Go through the entries below and copy each line containing the word "xinyuwenchuang".

******

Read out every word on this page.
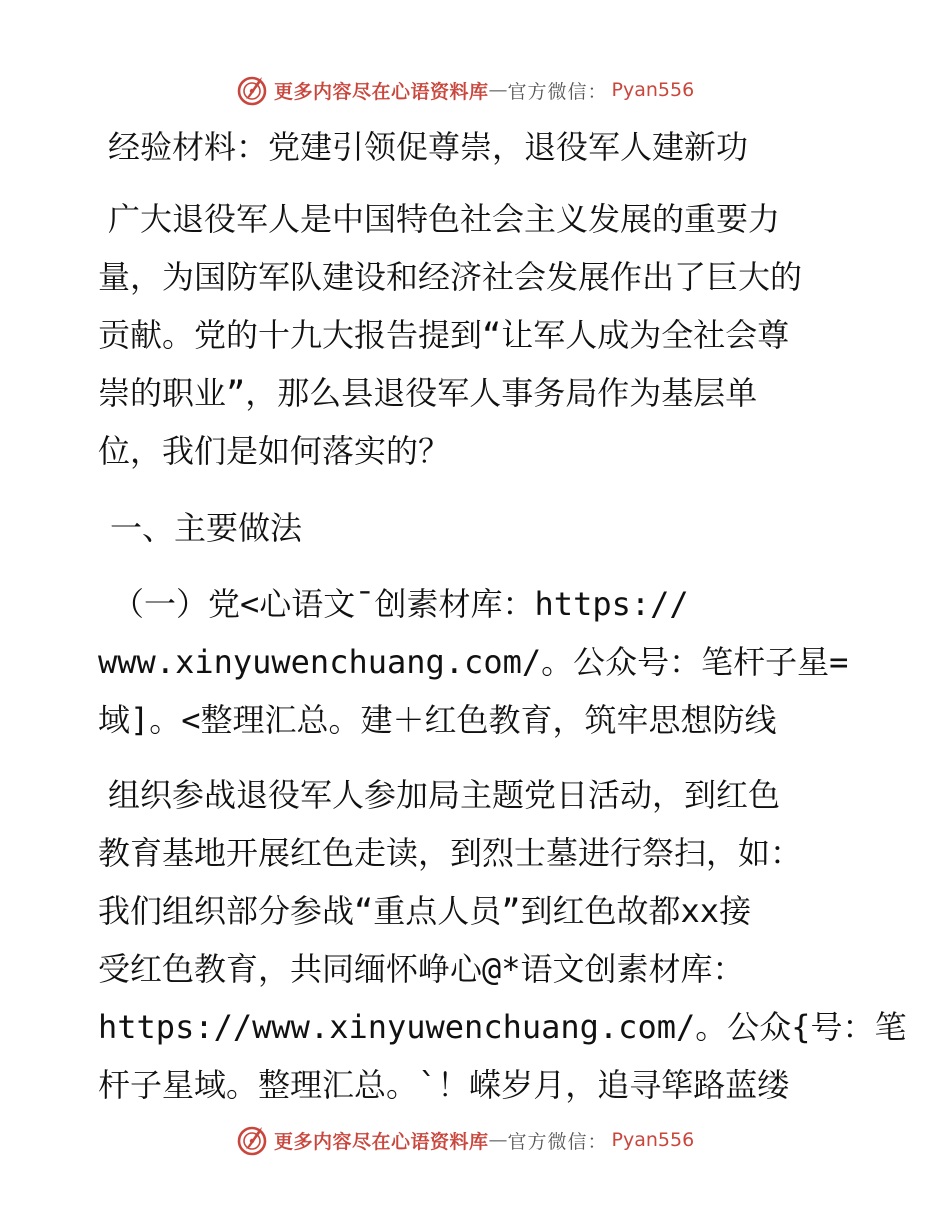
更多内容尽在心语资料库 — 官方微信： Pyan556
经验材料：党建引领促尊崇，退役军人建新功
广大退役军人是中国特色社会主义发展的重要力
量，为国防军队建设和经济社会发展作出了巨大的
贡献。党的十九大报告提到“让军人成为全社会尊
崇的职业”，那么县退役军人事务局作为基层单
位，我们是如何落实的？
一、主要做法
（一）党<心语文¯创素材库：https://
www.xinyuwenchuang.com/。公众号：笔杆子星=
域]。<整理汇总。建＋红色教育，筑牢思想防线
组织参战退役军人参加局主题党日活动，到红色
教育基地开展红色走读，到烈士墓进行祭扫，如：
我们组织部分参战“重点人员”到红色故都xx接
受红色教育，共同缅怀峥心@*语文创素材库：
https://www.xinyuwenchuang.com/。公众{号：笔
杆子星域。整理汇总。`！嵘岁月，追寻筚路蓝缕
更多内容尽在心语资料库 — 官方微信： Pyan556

******

◆ **Answer to the exercise**
www.xinyuwenchuang.com/。公众号：笔杆子星=
https://www.xinyuwenchuang.com/。公众{号：笔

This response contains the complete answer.